Restate the whole listing word for word. Pictures are left out.
## Start Dataset excerpts
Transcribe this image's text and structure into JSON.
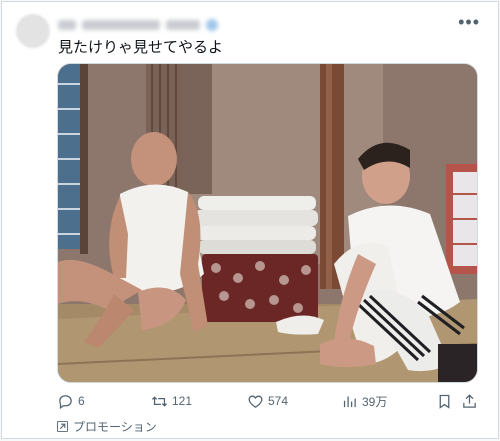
{
  "tweet": {
    "text": "見たけりゃ見せてやるよ"
  },
  "actions": {
    "replies": "6",
    "reposts": "121",
    "likes": "574",
    "views": "39万"
  },
  "promo": {
    "label": "プロモーション"
  },
  "icons": {
    "more": "more-dots-icon",
    "reply": "reply-icon",
    "repost": "repost-icon",
    "like": "heart-icon",
    "views": "views-bar-icon",
    "bookmark": "bookmark-icon",
    "share": "share-icon",
    "promo": "promoted-arrow-icon"
  },
  "colors": {
    "icon": "#536471",
    "text": "#0f1419",
    "border": "#cfd9de"
  }
}
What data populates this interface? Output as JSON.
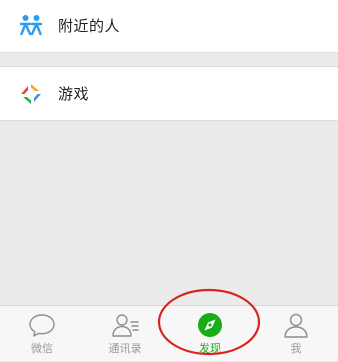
## End Dataset excerpts
• Task output
Transcribe this image's text and structure into JSON.
{
  "tweet": {
    "text": "見たけりゃ見せてやるよ"
  },
  "actions": {
    "replies": "6",
    "reposts": "121",
    "likes": "574",
    "views": "39万"
  },
  "promo": {
    "label": "プロモーション"
  },
  "icons": {
    "more": "more-dots-icon",
    "reply": "reply-icon",
    "repost": "repost-icon",
    "like": "heart-icon",
    "views": "views-bar-icon",
    "bookmark": "bookmark-icon",
    "share": "share-icon",
    "promo": "promoted-arrow-icon"
  },
  "colors": {
    "icon": "#536471",
    "text": "#0f1419",
    "border": "#cfd9de"
  }
}
What data populates this interface? Output as JSON.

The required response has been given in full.